_DESCRIPTION OF THE TASK:_ In the data that follows, count each line holding the string "frac"; answer with the number only.

-----

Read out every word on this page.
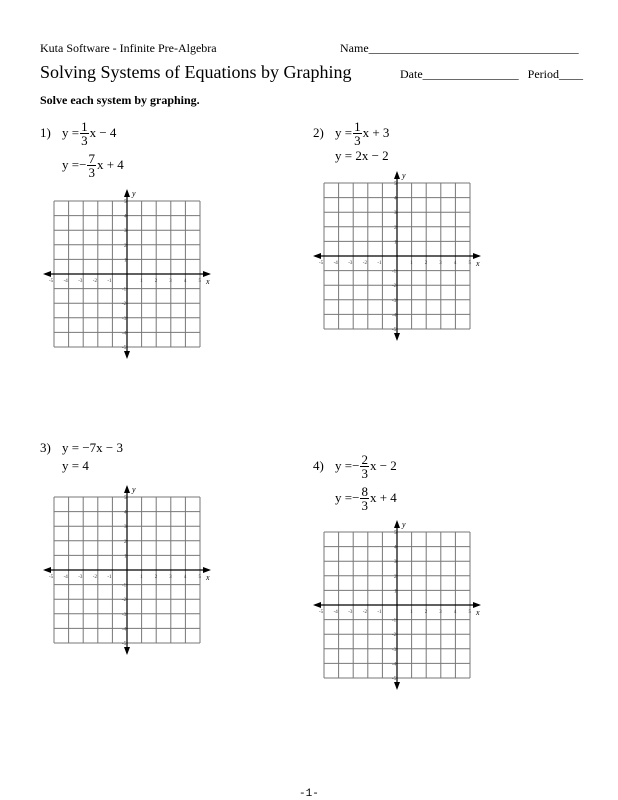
Kuta Software - Infinite Pre-Algebra	Name___________________________________
Solving Systems of Equations by Graphing	Date________________ Period____
Solve each system by graphing.
1) $y = \frac{1}{3}$ x − 4
y = − $\frac{7}{3}$ x + 4
x
y
-5
-5
-4
-4
-3
-3
-2
-2
-1
-1
1
1
2
2
3
3
4
4
5
5
2) $y = \frac{1}{3}$ x + 3
y = 2x − 2
x
y
-5
-5
-4
-4
-3
-3
-2
-2
-1
-1
1
1
2
2
3
3
4
4
5
5
3) y = −7x − 3
y = 4
x
y
-5
-5
-4
-4
-3
-3
-2
-2
-1
-1
1
1
2
2
3
3
4
4
5
5
4) y = − $\frac{2}{3}$ x − 2
y = − $\frac{8}{3}$ x + 4
x
y
-5
-5
-4
-4
-3
-3
-2
-2
-1
-1
1
1
2
2
3
3
4
4
5
5
-1-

-----

_RESPONSE:_ 5